Dataset entries on figures
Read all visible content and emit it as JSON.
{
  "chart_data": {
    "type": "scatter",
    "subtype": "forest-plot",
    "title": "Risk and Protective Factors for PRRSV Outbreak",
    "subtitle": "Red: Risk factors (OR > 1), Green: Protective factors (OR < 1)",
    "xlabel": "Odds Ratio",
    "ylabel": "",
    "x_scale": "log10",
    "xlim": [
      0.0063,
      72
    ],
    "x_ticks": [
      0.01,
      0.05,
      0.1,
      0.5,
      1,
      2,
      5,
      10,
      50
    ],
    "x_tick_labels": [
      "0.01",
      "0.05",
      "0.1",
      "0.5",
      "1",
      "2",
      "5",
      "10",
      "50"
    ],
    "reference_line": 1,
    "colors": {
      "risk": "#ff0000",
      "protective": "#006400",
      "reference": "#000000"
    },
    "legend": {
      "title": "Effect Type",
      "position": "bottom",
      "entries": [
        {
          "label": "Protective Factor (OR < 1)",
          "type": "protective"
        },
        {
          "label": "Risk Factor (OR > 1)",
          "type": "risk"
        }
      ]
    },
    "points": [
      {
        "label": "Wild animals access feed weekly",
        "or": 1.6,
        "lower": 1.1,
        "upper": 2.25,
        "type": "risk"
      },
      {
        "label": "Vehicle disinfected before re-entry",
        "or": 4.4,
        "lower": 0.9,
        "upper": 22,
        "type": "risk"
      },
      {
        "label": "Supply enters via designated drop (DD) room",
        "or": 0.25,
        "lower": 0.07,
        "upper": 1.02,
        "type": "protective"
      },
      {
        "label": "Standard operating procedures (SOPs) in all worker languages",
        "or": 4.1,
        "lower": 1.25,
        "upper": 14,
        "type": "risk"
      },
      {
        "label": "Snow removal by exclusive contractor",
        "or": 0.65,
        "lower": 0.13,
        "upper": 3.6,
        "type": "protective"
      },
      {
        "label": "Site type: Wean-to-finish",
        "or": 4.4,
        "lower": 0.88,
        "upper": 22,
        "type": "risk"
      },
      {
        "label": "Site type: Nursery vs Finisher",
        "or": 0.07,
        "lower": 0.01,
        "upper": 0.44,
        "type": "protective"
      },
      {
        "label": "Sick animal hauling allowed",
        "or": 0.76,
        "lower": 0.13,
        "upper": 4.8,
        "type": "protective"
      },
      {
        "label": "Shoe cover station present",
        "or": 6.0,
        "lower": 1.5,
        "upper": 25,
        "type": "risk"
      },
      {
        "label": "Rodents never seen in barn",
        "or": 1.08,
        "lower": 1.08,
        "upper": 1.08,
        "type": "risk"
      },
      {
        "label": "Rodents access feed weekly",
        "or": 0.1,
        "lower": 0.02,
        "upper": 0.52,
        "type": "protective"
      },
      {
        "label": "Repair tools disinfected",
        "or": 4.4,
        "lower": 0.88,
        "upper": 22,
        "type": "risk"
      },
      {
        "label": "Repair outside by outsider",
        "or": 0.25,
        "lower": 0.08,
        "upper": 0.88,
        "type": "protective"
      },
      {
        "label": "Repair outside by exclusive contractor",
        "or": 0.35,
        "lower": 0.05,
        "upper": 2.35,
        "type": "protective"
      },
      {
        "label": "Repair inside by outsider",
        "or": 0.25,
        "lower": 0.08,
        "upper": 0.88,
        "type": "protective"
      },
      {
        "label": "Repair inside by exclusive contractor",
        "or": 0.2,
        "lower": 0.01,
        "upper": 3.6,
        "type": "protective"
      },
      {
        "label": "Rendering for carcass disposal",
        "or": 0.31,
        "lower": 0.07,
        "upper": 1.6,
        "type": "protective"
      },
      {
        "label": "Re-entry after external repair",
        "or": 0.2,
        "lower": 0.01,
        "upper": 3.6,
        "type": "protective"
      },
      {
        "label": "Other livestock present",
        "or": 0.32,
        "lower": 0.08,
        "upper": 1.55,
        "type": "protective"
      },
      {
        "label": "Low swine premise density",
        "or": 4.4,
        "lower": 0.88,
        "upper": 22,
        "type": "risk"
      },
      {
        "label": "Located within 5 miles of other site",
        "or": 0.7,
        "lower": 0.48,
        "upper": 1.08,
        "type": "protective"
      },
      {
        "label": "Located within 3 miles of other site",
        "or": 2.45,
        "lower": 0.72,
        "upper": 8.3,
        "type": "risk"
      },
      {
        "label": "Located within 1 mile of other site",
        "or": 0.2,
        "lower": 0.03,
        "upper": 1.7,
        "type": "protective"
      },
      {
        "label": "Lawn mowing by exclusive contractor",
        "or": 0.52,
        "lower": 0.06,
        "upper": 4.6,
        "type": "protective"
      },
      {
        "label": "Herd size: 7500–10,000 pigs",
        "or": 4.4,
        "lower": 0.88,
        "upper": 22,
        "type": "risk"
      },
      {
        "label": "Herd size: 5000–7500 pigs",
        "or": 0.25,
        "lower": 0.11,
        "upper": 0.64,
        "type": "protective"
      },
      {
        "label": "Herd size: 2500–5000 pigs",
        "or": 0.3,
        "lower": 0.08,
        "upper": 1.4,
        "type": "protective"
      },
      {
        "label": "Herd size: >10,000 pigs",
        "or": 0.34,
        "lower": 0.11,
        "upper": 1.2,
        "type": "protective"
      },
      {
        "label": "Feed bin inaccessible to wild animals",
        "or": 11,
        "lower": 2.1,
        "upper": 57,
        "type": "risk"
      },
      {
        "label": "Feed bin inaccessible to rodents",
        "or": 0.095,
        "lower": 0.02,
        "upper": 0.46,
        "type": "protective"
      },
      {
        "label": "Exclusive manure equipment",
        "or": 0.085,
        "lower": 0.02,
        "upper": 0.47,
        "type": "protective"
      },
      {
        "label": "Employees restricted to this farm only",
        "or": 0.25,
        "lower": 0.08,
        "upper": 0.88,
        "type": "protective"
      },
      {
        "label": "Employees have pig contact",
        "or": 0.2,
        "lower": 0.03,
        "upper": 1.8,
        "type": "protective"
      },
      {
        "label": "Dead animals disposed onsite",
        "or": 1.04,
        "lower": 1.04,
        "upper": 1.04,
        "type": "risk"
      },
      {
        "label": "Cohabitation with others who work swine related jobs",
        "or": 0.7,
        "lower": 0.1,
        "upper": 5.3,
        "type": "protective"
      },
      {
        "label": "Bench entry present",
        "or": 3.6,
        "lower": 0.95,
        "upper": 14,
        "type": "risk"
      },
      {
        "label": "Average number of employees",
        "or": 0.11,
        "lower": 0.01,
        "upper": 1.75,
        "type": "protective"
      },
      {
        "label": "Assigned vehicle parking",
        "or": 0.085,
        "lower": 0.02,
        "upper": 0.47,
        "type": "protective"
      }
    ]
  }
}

TASK BRIEF — Set out every line from the material that contains the string "entry".

OUTPUT OF THE TASK —
        "label": "Vehicle disinfected before re-entry",
        "label": "Re-entry after external repair",
        "label": "Bench entry present",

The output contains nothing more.